— WRITTEN EXERCISE —
Check each line for the string "highlighted". Give only the count of lines that have it.
## Begin WORKING DATA
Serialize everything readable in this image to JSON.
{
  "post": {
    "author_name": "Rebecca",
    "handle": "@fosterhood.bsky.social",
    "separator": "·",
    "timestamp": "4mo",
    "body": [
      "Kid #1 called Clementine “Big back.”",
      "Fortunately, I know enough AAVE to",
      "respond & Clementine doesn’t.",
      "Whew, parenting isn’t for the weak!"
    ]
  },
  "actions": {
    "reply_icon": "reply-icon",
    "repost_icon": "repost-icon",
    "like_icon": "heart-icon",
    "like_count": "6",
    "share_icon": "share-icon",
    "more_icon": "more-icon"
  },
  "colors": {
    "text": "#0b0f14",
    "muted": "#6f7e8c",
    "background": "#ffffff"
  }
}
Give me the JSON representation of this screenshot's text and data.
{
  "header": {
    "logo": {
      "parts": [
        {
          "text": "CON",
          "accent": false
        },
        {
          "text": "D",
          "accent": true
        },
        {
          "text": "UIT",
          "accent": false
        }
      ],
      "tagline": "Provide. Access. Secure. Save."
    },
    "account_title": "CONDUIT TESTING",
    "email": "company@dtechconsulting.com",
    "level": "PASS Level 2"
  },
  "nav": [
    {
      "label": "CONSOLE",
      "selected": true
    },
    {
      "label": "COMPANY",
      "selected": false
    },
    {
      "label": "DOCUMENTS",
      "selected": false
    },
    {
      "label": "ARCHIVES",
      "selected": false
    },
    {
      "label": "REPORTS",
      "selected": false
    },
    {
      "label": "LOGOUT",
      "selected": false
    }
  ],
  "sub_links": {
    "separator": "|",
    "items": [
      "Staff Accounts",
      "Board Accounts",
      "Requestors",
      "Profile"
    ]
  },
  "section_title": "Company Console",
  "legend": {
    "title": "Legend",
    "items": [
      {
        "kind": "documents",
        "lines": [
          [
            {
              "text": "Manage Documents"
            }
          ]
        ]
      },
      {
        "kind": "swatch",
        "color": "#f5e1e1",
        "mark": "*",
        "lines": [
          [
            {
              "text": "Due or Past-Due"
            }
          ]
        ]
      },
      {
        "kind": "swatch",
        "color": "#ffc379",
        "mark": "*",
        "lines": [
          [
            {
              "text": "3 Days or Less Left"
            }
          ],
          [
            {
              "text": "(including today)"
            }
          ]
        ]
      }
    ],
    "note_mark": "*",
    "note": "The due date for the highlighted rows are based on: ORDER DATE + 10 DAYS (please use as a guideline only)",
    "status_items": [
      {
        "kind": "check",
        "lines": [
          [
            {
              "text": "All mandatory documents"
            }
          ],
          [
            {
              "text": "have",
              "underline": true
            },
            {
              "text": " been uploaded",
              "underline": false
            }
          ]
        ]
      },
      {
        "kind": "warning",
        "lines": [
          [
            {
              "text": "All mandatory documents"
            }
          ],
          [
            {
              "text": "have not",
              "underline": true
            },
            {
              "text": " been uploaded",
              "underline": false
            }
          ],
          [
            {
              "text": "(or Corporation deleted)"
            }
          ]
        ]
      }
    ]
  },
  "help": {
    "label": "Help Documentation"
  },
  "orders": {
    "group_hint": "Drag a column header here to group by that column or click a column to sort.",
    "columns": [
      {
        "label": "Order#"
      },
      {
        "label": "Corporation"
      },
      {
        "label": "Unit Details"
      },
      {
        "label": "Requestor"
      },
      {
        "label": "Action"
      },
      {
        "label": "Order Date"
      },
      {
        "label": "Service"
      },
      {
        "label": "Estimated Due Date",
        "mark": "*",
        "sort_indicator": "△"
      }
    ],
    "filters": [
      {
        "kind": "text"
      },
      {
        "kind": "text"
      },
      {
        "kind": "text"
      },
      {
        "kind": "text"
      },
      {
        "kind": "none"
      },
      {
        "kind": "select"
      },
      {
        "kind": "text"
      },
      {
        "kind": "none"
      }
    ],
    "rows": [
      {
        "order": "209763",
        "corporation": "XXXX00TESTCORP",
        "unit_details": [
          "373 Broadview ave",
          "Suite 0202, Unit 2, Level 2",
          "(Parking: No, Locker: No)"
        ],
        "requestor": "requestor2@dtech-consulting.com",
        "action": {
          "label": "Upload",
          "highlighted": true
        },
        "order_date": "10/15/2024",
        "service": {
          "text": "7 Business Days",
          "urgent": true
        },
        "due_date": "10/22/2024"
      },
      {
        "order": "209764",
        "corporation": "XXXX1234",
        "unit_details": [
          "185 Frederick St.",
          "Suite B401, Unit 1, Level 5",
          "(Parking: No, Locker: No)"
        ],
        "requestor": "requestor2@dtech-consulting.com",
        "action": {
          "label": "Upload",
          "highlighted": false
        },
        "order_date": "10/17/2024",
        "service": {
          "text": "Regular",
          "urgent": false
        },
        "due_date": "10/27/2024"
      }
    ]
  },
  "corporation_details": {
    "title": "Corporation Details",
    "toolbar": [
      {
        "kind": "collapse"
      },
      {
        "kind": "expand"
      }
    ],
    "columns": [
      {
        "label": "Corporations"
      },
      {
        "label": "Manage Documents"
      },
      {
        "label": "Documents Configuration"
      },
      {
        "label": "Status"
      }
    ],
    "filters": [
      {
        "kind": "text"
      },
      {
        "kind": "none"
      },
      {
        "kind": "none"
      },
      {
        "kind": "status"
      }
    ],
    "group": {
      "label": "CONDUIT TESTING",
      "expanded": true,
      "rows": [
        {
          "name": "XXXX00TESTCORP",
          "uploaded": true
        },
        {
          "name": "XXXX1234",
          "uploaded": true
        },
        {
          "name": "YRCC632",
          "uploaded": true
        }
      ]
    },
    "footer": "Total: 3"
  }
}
## End WORKING DATA
— RESPONSE TO THE EXERCISE —
3